==== Material provided ====

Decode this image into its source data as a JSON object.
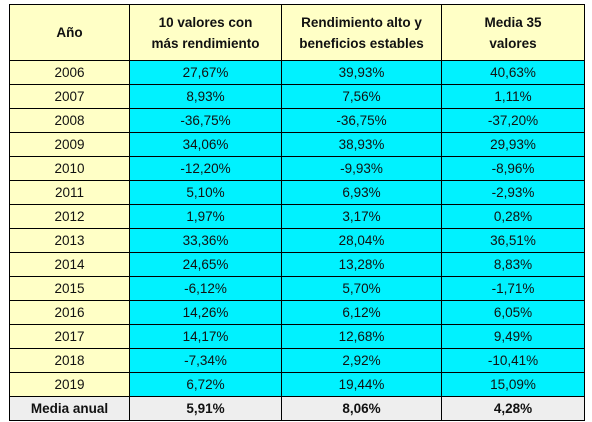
{
  "table": {
    "headers": [
      {
        "line1": "Año",
        "line2": ""
      },
      {
        "line1": "10 valores con",
        "line2": "más rendimiento"
      },
      {
        "line1": "Rendimiento alto y",
        "line2": "beneficios estables"
      },
      {
        "line1": "Media 35",
        "line2": "valores"
      }
    ],
    "rows": [
      [
        "2006",
        "27,67%",
        "39,93%",
        "40,63%"
      ],
      [
        "2007",
        "8,93%",
        "7,56%",
        "1,11%"
      ],
      [
        "2008",
        "-36,75%",
        "-36,75%",
        "-37,20%"
      ],
      [
        "2009",
        "34,06%",
        "38,93%",
        "29,93%"
      ],
      [
        "2010",
        "-12,20%",
        "-9,93%",
        "-8,96%"
      ],
      [
        "2011",
        "5,10%",
        "6,93%",
        "-2,93%"
      ],
      [
        "2012",
        "1,97%",
        "3,17%",
        "0,28%"
      ],
      [
        "2013",
        "33,36%",
        "28,04%",
        "36,51%"
      ],
      [
        "2014",
        "24,65%",
        "13,28%",
        "8,83%"
      ],
      [
        "2015",
        "-6,12%",
        "5,70%",
        "-1,71%"
      ],
      [
        "2016",
        "14,26%",
        "6,12%",
        "6,05%"
      ],
      [
        "2017",
        "14,17%",
        "12,68%",
        "9,49%"
      ],
      [
        "2018",
        "-7,34%",
        "2,92%",
        "-10,41%"
      ],
      [
        "2019",
        "6,72%",
        "19,44%",
        "15,09%"
      ]
    ],
    "footer": [
      "Media anual",
      "5,91%",
      "8,06%",
      "4,28%"
    ]
  }
}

====

* What this task involves
Copy out the listing exactly as it stands, but not the pictures.

* Answer to the exercise
Decode this image into its source data as a JSON object.
{
  "table": {
    "headers": [
      {
        "line1": "Año",
        "line2": ""
      },
      {
        "line1": "10 valores con",
        "line2": "más rendimiento"
      },
      {
        "line1": "Rendimiento alto y",
        "line2": "beneficios estables"
      },
      {
        "line1": "Media 35",
        "line2": "valores"
      }
    ],
    "rows": [
      [
        "2006",
        "27,67%",
        "39,93%",
        "40,63%"
      ],
      [
        "2007",
        "8,93%",
        "7,56%",
        "1,11%"
      ],
      [
        "2008",
        "-36,75%",
        "-36,75%",
        "-37,20%"
      ],
      [
        "2009",
        "34,06%",
        "38,93%",
        "29,93%"
      ],
      [
        "2010",
        "-12,20%",
        "-9,93%",
        "-8,96%"
      ],
      [
        "2011",
        "5,10%",
        "6,93%",
        "-2,93%"
      ],
      [
        "2012",
        "1,97%",
        "3,17%",
        "0,28%"
      ],
      [
        "2013",
        "33,36%",
        "28,04%",
        "36,51%"
      ],
      [
        "2014",
        "24,65%",
        "13,28%",
        "8,83%"
      ],
      [
        "2015",
        "-6,12%",
        "5,70%",
        "-1,71%"
      ],
      [
        "2016",
        "14,26%",
        "6,12%",
        "6,05%"
      ],
      [
        "2017",
        "14,17%",
        "12,68%",
        "9,49%"
      ],
      [
        "2018",
        "-7,34%",
        "2,92%",
        "-10,41%"
      ],
      [
        "2019",
        "6,72%",
        "19,44%",
        "15,09%"
      ]
    ],
    "footer": [
      "Media anual",
      "5,91%",
      "8,06%",
      "4,28%"
    ]
  }
}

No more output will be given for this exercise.